**SET PROBLEM**
Where a line contains the string "JSON", copy that line.

========================

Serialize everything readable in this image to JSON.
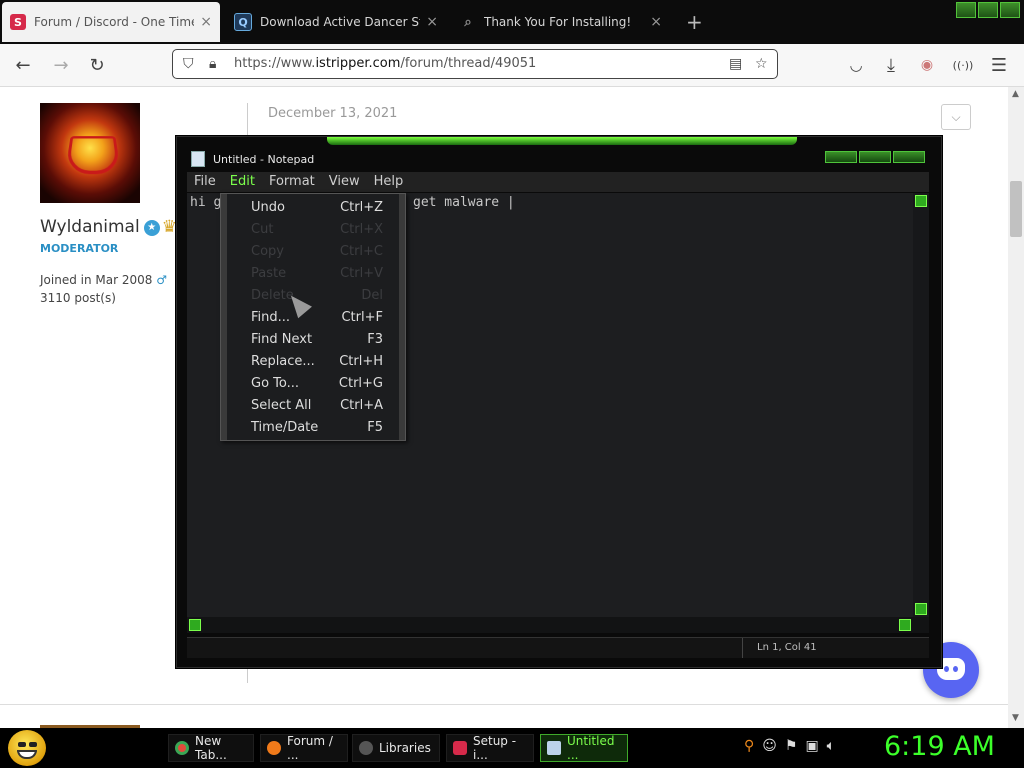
{
  "browser": {
    "tabs": [
      {
        "title": "Forum / Discord - One Time Sh",
        "active": true,
        "close": "×"
      },
      {
        "title": "Download Active Dancer Strip S",
        "active": false,
        "close": "×"
      },
      {
        "title": "Thank You For Installing!",
        "active": false,
        "close": "×"
      }
    ],
    "new_tab": "+",
    "url_prefix": "https://www.",
    "url_domain": "istripper.com",
    "url_path": "/forum/thread/49051"
  },
  "profile": {
    "username": "Wyldanimal",
    "role": "MODERATOR",
    "joined": "Joined in Mar 2008",
    "gender_symbol": "♂",
    "posts": "3110 post(s)"
  },
  "post": {
    "date": "December 13, 2021",
    "dropdown": "⌵"
  },
  "notepad": {
    "title": "Untitled - Notepad",
    "menu": [
      "File",
      "Edit",
      "Format",
      "View",
      "Help"
    ],
    "text_left": "hi g",
    "text_right": "get malware |",
    "status": "Ln 1, Col 41"
  },
  "edit_menu": {
    "items": [
      {
        "label": "Undo",
        "shortcut": "Ctrl+Z",
        "enabled": true
      },
      {
        "label": "Cut",
        "shortcut": "Ctrl+X",
        "enabled": false
      },
      {
        "label": "Copy",
        "shortcut": "Ctrl+C",
        "enabled": false
      },
      {
        "label": "Paste",
        "shortcut": "Ctrl+V",
        "enabled": false
      },
      {
        "label": "Delete",
        "shortcut": "Del",
        "enabled": false
      },
      {
        "label": "Find...",
        "shortcut": "Ctrl+F",
        "enabled": true
      },
      {
        "label": "Find Next",
        "shortcut": "F3",
        "enabled": true
      },
      {
        "label": "Replace...",
        "shortcut": "Ctrl+H",
        "enabled": true
      },
      {
        "label": "Go To...",
        "shortcut": "Ctrl+G",
        "enabled": true
      },
      {
        "label": "Select All",
        "shortcut": "Ctrl+A",
        "enabled": true
      },
      {
        "label": "Time/Date",
        "shortcut": "F5",
        "enabled": true
      }
    ]
  },
  "taskbar": {
    "items": [
      {
        "label": "New Tab...",
        "icon": "chrome-icon",
        "color": "#e24b3b",
        "active": false
      },
      {
        "label": "Forum / ...",
        "icon": "firefox-icon",
        "color": "#f07a1a",
        "active": false
      },
      {
        "label": "Libraries",
        "icon": "libraries-icon",
        "color": "#555555",
        "active": false
      },
      {
        "label": "Setup - i...",
        "icon": "istripper-icon",
        "color": "#d62a4a",
        "active": false
      },
      {
        "label": "Untitled ...",
        "icon": "notepad-icon",
        "color": "#bcd3ea",
        "active": true
      }
    ],
    "clock": "6:19 AM"
  },
  "colors": {
    "accent_green": "#7cff4c",
    "clock_green": "#3cff2a",
    "moderator_blue": "#2a8fc4",
    "discord": "#5865f2"
  }
}
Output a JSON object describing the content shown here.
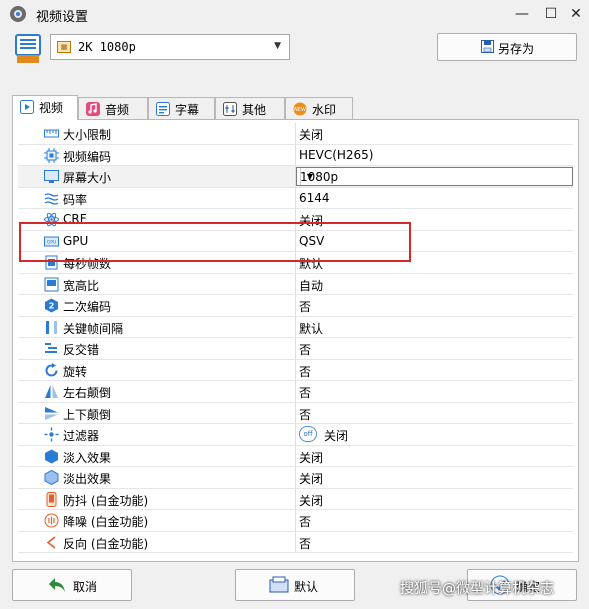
{
  "window": {
    "title": "视频设置",
    "minimize": "—",
    "maximize": "☐",
    "close": "✕"
  },
  "toolbar": {
    "preset_value": "2K 1080p",
    "preset_icon": "film-icon",
    "save_as_label": "另存为"
  },
  "tabs": [
    {
      "label": "视频",
      "icon": "video-tab-icon",
      "active": true
    },
    {
      "label": "音频",
      "icon": "music-note-icon",
      "active": false
    },
    {
      "label": "字幕",
      "icon": "subtitle-icon",
      "active": false
    },
    {
      "label": "其他",
      "icon": "settings-sliders-icon",
      "active": false
    },
    {
      "label": "水印",
      "icon": "watermark-new-icon",
      "active": false
    }
  ],
  "settings": [
    {
      "name": "大小限制",
      "value": "关闭",
      "icon": "ruler-icon"
    },
    {
      "name": "视频编码",
      "value": "HEVC(H265)",
      "icon": "chip-icon"
    },
    {
      "name": "屏幕大小",
      "value": "1080p",
      "icon": "monitor-icon",
      "selected": true
    },
    {
      "name": "码率",
      "value": "6144",
      "icon": "waves-icon"
    },
    {
      "name": "CRF",
      "value": "关闭",
      "icon": "atom-icon"
    },
    {
      "name": "GPU",
      "value": "QSV",
      "icon": "gpu-icon"
    },
    {
      "name": "每秒帧数",
      "value": "默认",
      "icon": "film-frame-icon"
    },
    {
      "name": "宽高比",
      "value": "自动",
      "icon": "aspect-ratio-icon"
    },
    {
      "name": "二次编码",
      "value": "否",
      "icon": "two-pass-icon"
    },
    {
      "name": "关键帧间隔",
      "value": "默认",
      "icon": "keyframe-icon"
    },
    {
      "name": "反交错",
      "value": "否",
      "icon": "deinterlace-icon"
    },
    {
      "name": "旋转",
      "value": "否",
      "icon": "rotate-icon"
    },
    {
      "name": "左右颠倒",
      "value": "否",
      "icon": "flip-horizontal-icon"
    },
    {
      "name": "上下颠倒",
      "value": "否",
      "icon": "flip-vertical-icon"
    },
    {
      "name": "过滤器",
      "value": "关闭",
      "icon": "filter-icon",
      "toggle": "off"
    },
    {
      "name": "淡入效果",
      "value": "关闭",
      "icon": "fade-in-icon"
    },
    {
      "name": "淡出效果",
      "value": "关闭",
      "icon": "fade-out-icon"
    },
    {
      "name": "防抖 (白金功能)",
      "value": "关闭",
      "icon": "stabilize-icon"
    },
    {
      "name": "降噪 (白金功能)",
      "value": "否",
      "icon": "denoise-icon"
    },
    {
      "name": "反向 (白金功能)",
      "value": "否",
      "icon": "reverse-icon"
    }
  ],
  "footer": {
    "cancel_label": "取消",
    "default_label": "默认",
    "ok_label": "确定"
  },
  "watermark_text": "搜狐号@微型计算机杂志",
  "colors": {
    "highlight": "#d22a2a",
    "accent_blue": "#2a7bd4",
    "green_arrow": "#2e8b3a"
  }
}
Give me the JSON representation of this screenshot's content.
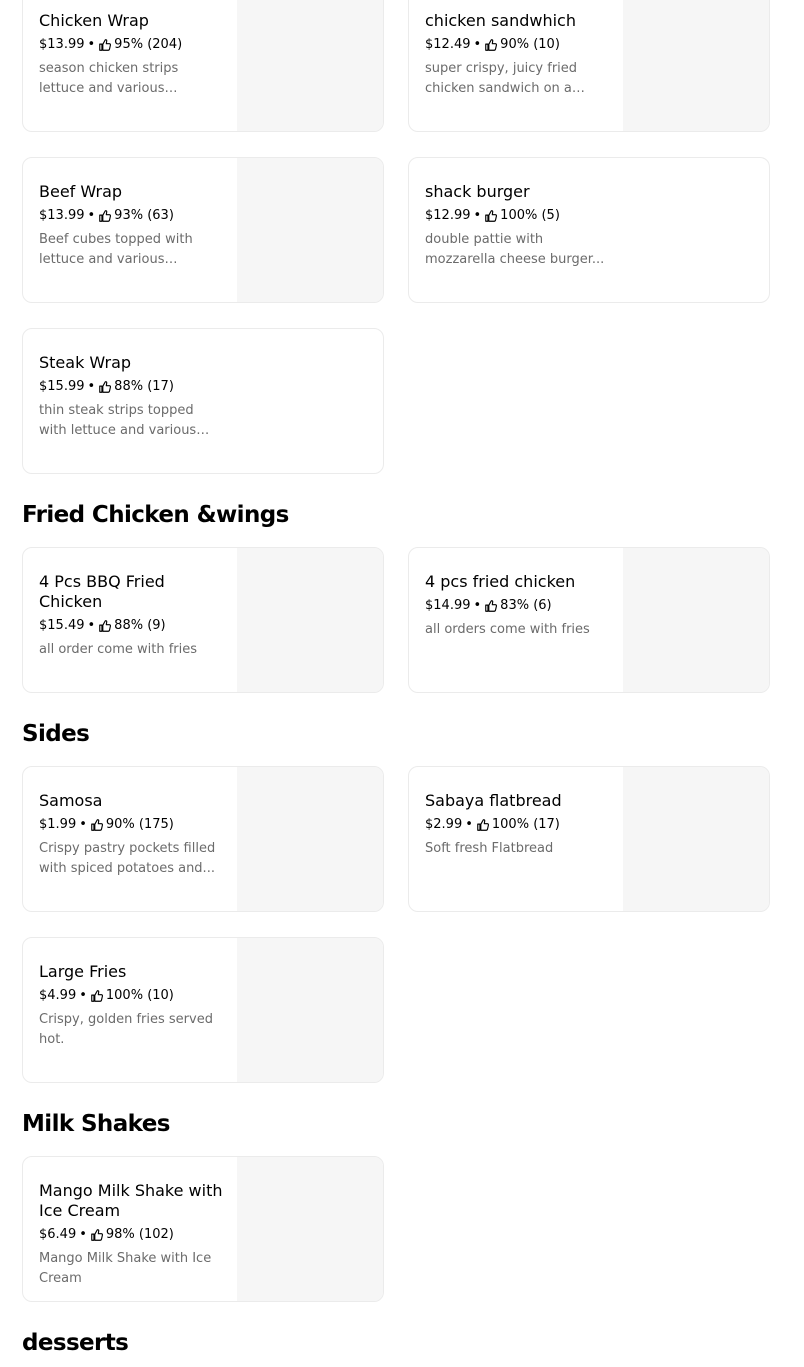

========================

**TASK SOLUTION**
Serialize everything readable in this image to JSON.
Output a JSON object describing the content shown here.
Give me the JSON representation of this screenshot's content.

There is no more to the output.